:: The task ::
Extract the complete listing and repeat it word for word.

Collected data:
----------

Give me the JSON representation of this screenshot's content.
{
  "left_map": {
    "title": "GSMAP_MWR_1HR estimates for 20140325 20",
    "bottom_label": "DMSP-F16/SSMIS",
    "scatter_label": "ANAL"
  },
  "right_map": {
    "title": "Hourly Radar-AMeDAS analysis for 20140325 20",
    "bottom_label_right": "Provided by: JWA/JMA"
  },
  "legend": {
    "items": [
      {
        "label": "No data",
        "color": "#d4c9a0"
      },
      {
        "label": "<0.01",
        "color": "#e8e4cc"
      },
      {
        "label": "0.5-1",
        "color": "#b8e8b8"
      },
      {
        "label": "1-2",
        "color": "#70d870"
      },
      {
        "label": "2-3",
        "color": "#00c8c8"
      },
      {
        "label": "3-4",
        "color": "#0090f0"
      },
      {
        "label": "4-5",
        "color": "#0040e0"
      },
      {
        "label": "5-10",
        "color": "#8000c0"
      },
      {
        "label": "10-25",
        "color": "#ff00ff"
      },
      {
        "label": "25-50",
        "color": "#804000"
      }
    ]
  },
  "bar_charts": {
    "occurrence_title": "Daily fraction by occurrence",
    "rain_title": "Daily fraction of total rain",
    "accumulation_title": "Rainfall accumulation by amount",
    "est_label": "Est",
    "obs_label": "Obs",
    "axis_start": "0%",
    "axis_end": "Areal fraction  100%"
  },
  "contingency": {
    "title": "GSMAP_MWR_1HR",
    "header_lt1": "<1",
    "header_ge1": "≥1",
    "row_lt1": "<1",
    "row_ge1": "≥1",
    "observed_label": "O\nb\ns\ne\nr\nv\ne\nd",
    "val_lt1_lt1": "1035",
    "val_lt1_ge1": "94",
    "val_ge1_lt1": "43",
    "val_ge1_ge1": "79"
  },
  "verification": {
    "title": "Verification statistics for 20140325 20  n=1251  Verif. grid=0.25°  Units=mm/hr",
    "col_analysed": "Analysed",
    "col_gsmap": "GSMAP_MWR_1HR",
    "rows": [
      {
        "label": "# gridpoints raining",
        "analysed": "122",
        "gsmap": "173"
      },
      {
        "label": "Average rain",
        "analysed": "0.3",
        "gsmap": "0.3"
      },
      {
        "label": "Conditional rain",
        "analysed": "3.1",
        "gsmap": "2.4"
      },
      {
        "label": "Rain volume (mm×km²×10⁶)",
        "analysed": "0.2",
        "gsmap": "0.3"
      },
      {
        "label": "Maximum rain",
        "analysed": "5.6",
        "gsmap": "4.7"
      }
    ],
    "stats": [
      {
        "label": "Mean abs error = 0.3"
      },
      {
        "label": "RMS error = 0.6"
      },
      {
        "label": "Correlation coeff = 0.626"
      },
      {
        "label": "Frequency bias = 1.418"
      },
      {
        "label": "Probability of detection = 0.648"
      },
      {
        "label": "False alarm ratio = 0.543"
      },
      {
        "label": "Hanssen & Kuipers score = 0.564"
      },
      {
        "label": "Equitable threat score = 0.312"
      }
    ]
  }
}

----------

:: Answer ::
Give me the JSON representation of this screenshot's content.
{
  "left_map": {
    "title": "GSMAP_MWR_1HR estimates for 20140325 20",
    "bottom_label": "DMSP-F16/SSMIS",
    "scatter_label": "ANAL"
  },
  "right_map": {
    "title": "Hourly Radar-AMeDAS analysis for 20140325 20",
    "bottom_label_right": "Provided by: JWA/JMA"
  },
  "legend": {
    "items": [
      {
        "label": "No data",
        "color": "#d4c9a0"
      },
      {
        "label": "<0.01",
        "color": "#e8e4cc"
      },
      {
        "label": "0.5-1",
        "color": "#b8e8b8"
      },
      {
        "label": "1-2",
        "color": "#70d870"
      },
      {
        "label": "2-3",
        "color": "#00c8c8"
      },
      {
        "label": "3-4",
        "color": "#0090f0"
      },
      {
        "label": "4-5",
        "color": "#0040e0"
      },
      {
        "label": "5-10",
        "color": "#8000c0"
      },
      {
        "label": "10-25",
        "color": "#ff00ff"
      },
      {
        "label": "25-50",
        "color": "#804000"
      }
    ]
  },
  "bar_charts": {
    "occurrence_title": "Daily fraction by occurrence",
    "rain_title": "Daily fraction of total rain",
    "accumulation_title": "Rainfall accumulation by amount",
    "est_label": "Est",
    "obs_label": "Obs",
    "axis_start": "0%",
    "axis_end": "Areal fraction  100%"
  },
  "contingency": {
    "title": "GSMAP_MWR_1HR",
    "header_lt1": "<1",
    "header_ge1": "≥1",
    "row_lt1": "<1",
    "row_ge1": "≥1",
    "observed_label": "O\nb\ns\ne\nr\nv\ne\nd",
    "val_lt1_lt1": "1035",
    "val_lt1_ge1": "94",
    "val_ge1_lt1": "43",
    "val_ge1_ge1": "79"
  },
  "verification": {
    "title": "Verification statistics for 20140325 20  n=1251  Verif. grid=0.25°  Units=mm/hr",
    "col_analysed": "Analysed",
    "col_gsmap": "GSMAP_MWR_1HR",
    "rows": [
      {
        "label": "# gridpoints raining",
        "analysed": "122",
        "gsmap": "173"
      },
      {
        "label": "Average rain",
        "analysed": "0.3",
        "gsmap": "0.3"
      },
      {
        "label": "Conditional rain",
        "analysed": "3.1",
        "gsmap": "2.4"
      },
      {
        "label": "Rain volume (mm×km²×10⁶)",
        "analysed": "0.2",
        "gsmap": "0.3"
      },
      {
        "label": "Maximum rain",
        "analysed": "5.6",
        "gsmap": "4.7"
      }
    ],
    "stats": [
      {
        "label": "Mean abs error = 0.3"
      },
      {
        "label": "RMS error = 0.6"
      },
      {
        "label": "Correlation coeff = 0.626"
      },
      {
        "label": "Frequency bias = 1.418"
      },
      {
        "label": "Probability of detection = 0.648"
      },
      {
        "label": "False alarm ratio = 0.543"
      },
      {
        "label": "Hanssen & Kuipers score = 0.564"
      },
      {
        "label": "Equitable threat score = 0.312"
      }
    ]
  }
}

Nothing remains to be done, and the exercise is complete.